## Start
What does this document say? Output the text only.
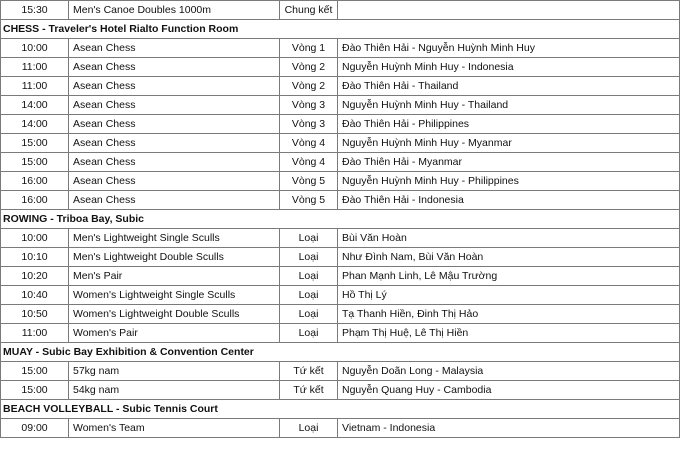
15:30	Men's Canoe Doubles 1000m	Chung kết	
CHESS - Traveler's Hotel Rialto Function Room			
10:00	Asean Chess	Vòng 1	Đào Thiên Hải - Nguyễn Huỳnh Minh Huy
11:00	Asean Chess	Vòng 2	Nguyễn Huỳnh Minh Huy - Indonesia
11:00	Asean Chess	Vòng 2	Đào Thiên Hải - Thailand
14:00	Asean Chess	Vòng 3	Nguyễn Huỳnh Minh Huy - Thailand
14:00	Asean Chess	Vòng 3	Đào Thiên Hải - Philippines
15:00	Asean Chess	Vòng 4	Nguyễn Huỳnh Minh Huy - Myanmar
15:00	Asean Chess	Vòng 4	Đào Thiên Hải - Myanmar
16:00	Asean Chess	Vòng 5	Nguyễn Huỳnh Minh Huy - Philippines
16:00	Asean Chess	Vòng 5	Đào Thiên Hải - Indonesia
ROWING - Triboa Bay, Subic			
10:00	Men's Lightweight Single Sculls	Loại	Bùi Văn Hoàn
10:10	Men's Lightweight Double Sculls	Loại	Như Đình Nam, Bùi Văn Hoàn
10:20	Men's Pair	Loại	Phan Mạnh Linh, Lê Mậu Trường
10:40	Women's Lightweight Single Sculls	Loại	Hồ Thị Lý
10:50	Women's Lightweight Double Sculls	Loại	Tạ Thanh Hiền, Đinh Thị Hảo
11:00	Women's Pair	Loại	Phạm Thị Huệ, Lê Thị Hiền
MUAY - Subic Bay Exhibition & Convention Center			
15:00	57kg nam	Tứ kết	Nguyễn Doãn Long - Malaysia
15:00	54kg nam	Tứ kết	Nguyễn Quang Huy - Cambodia
BEACH VOLLEYBALL - Subic Tennis Court			
09:00	Women's Team	Loại	Vietnam - Indonesia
## End
- WHAT THE EXERCISE ASKS: Take every line containing the word "Lightweight" and copy it.

- REPLY:
10:00	Men's Lightweight Single Sculls	Loại	Bùi Văn Hoàn
10:10	Men's Lightweight Double Sculls	Loại	Như Đình Nam, Bùi Văn Hoàn
10:40	Women's Lightweight Single Sculls	Loại	Hồ Thị Lý
10:50	Women's Lightweight Double Sculls	Loại	Tạ Thanh Hiền, Đinh Thị Hảo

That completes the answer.